• Prompt:
Reproduce exactly the entries from the "Extract all readable text from this page." line to the end. Skip all pictures.

• Given data:
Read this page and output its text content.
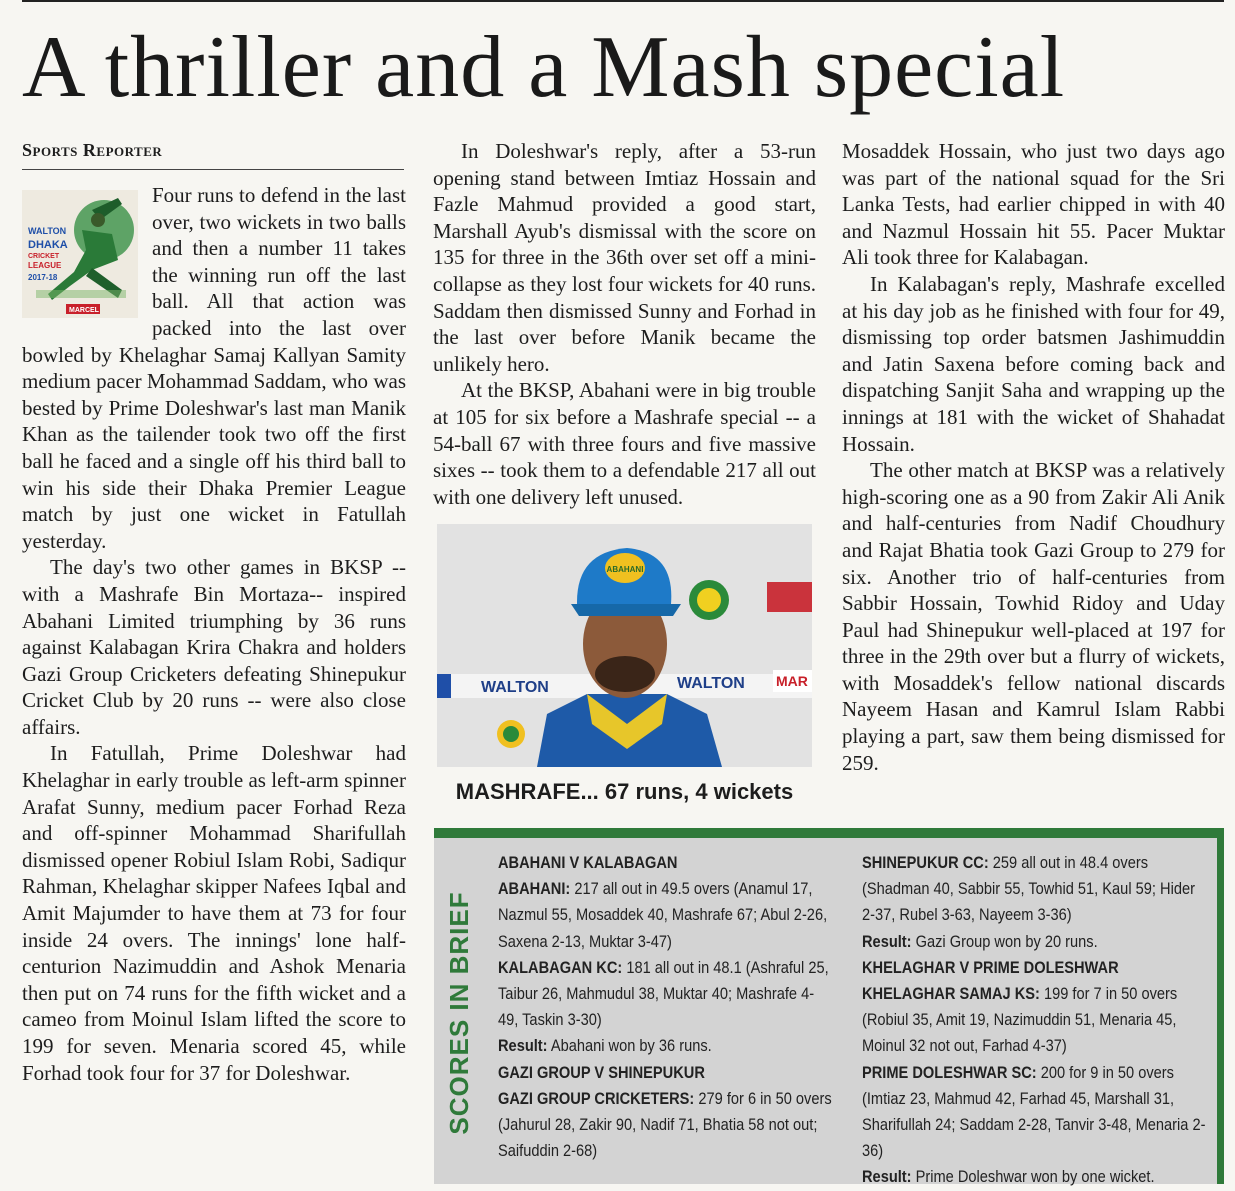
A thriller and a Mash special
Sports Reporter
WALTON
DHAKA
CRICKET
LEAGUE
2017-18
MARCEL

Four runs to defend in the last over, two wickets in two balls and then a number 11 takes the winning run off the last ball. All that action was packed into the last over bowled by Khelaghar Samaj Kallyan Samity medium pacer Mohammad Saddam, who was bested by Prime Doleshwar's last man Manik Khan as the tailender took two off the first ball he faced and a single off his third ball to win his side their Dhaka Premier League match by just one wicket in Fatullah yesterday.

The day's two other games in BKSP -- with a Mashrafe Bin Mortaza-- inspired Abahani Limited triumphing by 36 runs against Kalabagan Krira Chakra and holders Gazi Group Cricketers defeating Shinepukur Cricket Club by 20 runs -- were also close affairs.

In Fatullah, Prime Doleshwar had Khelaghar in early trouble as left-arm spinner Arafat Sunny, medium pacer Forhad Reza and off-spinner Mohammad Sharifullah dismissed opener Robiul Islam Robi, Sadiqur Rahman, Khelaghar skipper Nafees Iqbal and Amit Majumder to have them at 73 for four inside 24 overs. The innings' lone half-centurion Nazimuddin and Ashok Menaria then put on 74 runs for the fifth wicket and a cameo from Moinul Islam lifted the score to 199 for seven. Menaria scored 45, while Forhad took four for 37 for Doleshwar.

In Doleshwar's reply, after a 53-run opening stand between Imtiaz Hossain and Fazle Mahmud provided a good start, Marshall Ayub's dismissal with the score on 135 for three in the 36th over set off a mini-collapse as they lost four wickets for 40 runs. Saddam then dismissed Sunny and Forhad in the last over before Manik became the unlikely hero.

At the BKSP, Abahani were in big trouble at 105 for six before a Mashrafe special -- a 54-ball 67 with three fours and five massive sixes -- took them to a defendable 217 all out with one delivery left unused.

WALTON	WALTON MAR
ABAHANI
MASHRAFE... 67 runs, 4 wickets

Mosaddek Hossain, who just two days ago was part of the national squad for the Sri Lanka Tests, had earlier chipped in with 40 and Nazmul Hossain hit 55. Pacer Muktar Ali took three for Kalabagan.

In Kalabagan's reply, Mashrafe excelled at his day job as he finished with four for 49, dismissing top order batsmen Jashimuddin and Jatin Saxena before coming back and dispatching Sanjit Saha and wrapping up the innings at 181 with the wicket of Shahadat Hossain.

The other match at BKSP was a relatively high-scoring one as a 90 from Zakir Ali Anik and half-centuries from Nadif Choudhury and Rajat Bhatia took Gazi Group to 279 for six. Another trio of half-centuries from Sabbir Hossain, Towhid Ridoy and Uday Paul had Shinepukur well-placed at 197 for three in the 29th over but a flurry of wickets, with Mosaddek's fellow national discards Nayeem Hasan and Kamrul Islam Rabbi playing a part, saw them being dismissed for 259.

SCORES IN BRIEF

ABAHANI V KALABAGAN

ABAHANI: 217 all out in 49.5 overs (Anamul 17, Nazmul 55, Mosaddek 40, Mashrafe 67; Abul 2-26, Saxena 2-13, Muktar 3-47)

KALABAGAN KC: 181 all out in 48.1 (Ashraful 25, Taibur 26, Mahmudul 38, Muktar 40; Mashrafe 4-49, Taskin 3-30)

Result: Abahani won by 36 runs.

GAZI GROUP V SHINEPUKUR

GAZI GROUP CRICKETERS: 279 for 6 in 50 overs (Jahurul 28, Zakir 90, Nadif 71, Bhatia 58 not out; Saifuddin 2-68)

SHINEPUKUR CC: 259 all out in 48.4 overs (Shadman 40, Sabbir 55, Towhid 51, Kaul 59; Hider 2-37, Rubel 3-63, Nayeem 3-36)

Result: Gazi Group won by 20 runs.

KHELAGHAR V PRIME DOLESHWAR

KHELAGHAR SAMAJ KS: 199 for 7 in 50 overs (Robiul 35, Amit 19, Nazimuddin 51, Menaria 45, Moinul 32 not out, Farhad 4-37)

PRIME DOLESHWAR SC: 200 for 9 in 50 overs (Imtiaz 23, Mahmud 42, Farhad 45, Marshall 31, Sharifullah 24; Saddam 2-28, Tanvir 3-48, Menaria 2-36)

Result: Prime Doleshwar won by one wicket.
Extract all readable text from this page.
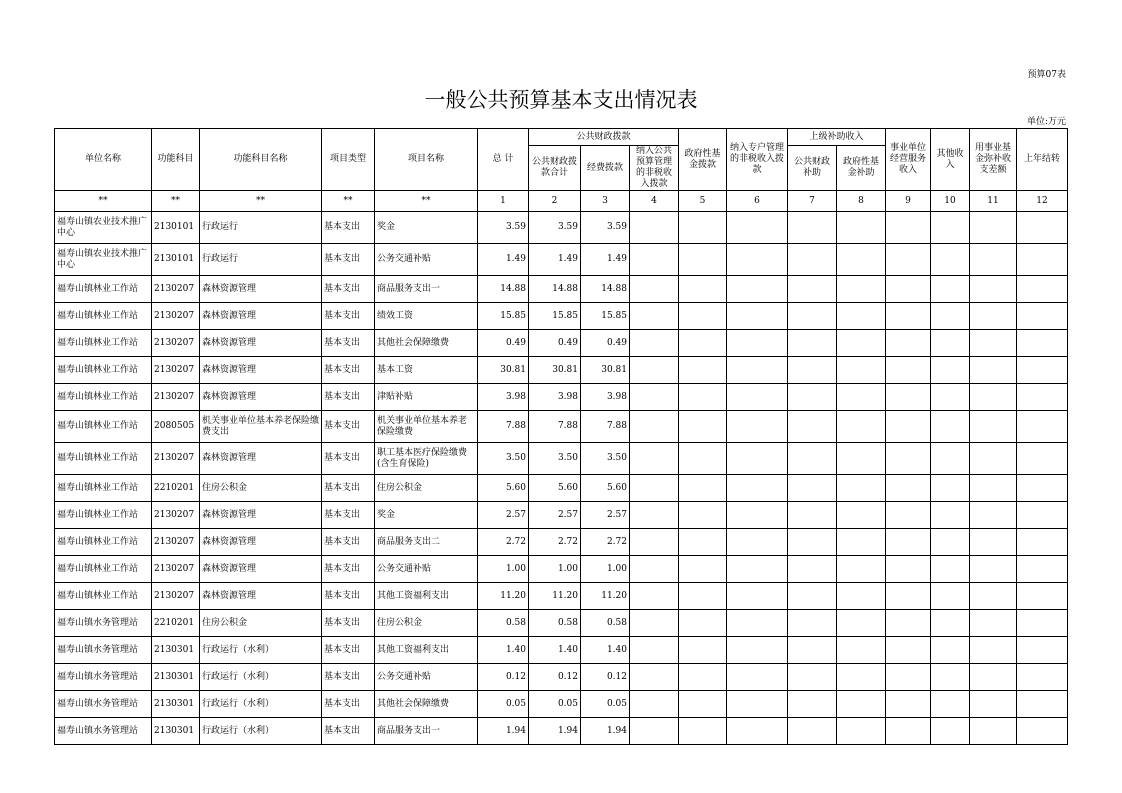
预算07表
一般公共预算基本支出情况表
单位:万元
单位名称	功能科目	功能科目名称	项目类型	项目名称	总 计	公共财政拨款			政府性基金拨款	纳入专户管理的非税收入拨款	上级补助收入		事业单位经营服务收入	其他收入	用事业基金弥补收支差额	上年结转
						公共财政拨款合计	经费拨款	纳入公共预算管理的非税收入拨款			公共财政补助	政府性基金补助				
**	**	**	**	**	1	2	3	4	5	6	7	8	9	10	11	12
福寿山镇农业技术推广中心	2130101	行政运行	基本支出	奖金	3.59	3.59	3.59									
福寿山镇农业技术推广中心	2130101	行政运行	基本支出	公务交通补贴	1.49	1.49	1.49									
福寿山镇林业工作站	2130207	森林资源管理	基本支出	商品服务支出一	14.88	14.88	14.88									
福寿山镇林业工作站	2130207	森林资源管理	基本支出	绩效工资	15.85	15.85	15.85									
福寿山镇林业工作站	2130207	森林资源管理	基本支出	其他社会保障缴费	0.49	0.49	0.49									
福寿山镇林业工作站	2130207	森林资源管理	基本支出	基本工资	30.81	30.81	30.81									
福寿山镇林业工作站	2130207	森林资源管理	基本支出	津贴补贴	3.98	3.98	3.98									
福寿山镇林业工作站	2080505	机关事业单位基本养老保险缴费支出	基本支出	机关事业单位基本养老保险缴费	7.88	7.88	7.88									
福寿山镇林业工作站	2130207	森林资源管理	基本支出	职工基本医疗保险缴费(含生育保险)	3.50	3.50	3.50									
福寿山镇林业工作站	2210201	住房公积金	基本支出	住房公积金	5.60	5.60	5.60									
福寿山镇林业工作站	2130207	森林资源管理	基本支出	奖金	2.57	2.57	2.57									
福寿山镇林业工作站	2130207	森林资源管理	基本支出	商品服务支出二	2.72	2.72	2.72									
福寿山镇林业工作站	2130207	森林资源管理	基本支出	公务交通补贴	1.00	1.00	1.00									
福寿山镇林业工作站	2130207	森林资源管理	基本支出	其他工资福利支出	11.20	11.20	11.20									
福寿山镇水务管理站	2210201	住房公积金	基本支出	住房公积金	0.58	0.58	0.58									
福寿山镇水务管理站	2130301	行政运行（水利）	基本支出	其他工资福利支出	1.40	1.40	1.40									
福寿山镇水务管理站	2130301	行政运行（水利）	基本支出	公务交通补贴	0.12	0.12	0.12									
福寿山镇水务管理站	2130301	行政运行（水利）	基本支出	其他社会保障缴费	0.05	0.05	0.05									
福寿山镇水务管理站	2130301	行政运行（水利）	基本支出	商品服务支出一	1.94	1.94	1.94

• Written response:
Extract all readable text from this page.
预算07表
一般公共预算基本支出情况表
单位:万元
单位名称	功能科目	功能科目名称	项目类型	项目名称	总 计	公共财政拨款			政府性基金拨款	纳入专户管理的非税收入拨款	上级补助收入		事业单位经营服务收入	其他收入	用事业基金弥补收支差额	上年结转
						公共财政拨款合计	经费拨款	纳入公共预算管理的非税收入拨款			公共财政补助	政府性基金补助				
**	**	**	**	**	1	2	3	4	5	6	7	8	9	10	11	12
福寿山镇农业技术推广中心	2130101	行政运行	基本支出	奖金	3.59	3.59	3.59									
福寿山镇农业技术推广中心	2130101	行政运行	基本支出	公务交通补贴	1.49	1.49	1.49									
福寿山镇林业工作站	2130207	森林资源管理	基本支出	商品服务支出一	14.88	14.88	14.88									
福寿山镇林业工作站	2130207	森林资源管理	基本支出	绩效工资	15.85	15.85	15.85									
福寿山镇林业工作站	2130207	森林资源管理	基本支出	其他社会保障缴费	0.49	0.49	0.49									
福寿山镇林业工作站	2130207	森林资源管理	基本支出	基本工资	30.81	30.81	30.81									
福寿山镇林业工作站	2130207	森林资源管理	基本支出	津贴补贴	3.98	3.98	3.98									
福寿山镇林业工作站	2080505	机关事业单位基本养老保险缴费支出	基本支出	机关事业单位基本养老保险缴费	7.88	7.88	7.88									
福寿山镇林业工作站	2130207	森林资源管理	基本支出	职工基本医疗保险缴费(含生育保险)	3.50	3.50	3.50									
福寿山镇林业工作站	2210201	住房公积金	基本支出	住房公积金	5.60	5.60	5.60									
福寿山镇林业工作站	2130207	森林资源管理	基本支出	奖金	2.57	2.57	2.57									
福寿山镇林业工作站	2130207	森林资源管理	基本支出	商品服务支出二	2.72	2.72	2.72									
福寿山镇林业工作站	2130207	森林资源管理	基本支出	公务交通补贴	1.00	1.00	1.00									
福寿山镇林业工作站	2130207	森林资源管理	基本支出	其他工资福利支出	11.20	11.20	11.20									
福寿山镇水务管理站	2210201	住房公积金	基本支出	住房公积金	0.58	0.58	0.58									
福寿山镇水务管理站	2130301	行政运行（水利）	基本支出	其他工资福利支出	1.40	1.40	1.40									
福寿山镇水务管理站	2130301	行政运行（水利）	基本支出	公务交通补贴	0.12	0.12	0.12									
福寿山镇水务管理站	2130301	行政运行（水利）	基本支出	其他社会保障缴费	0.05	0.05	0.05									
福寿山镇水务管理站	2130301	行政运行（水利）	基本支出	商品服务支出一	1.94	1.94	1.94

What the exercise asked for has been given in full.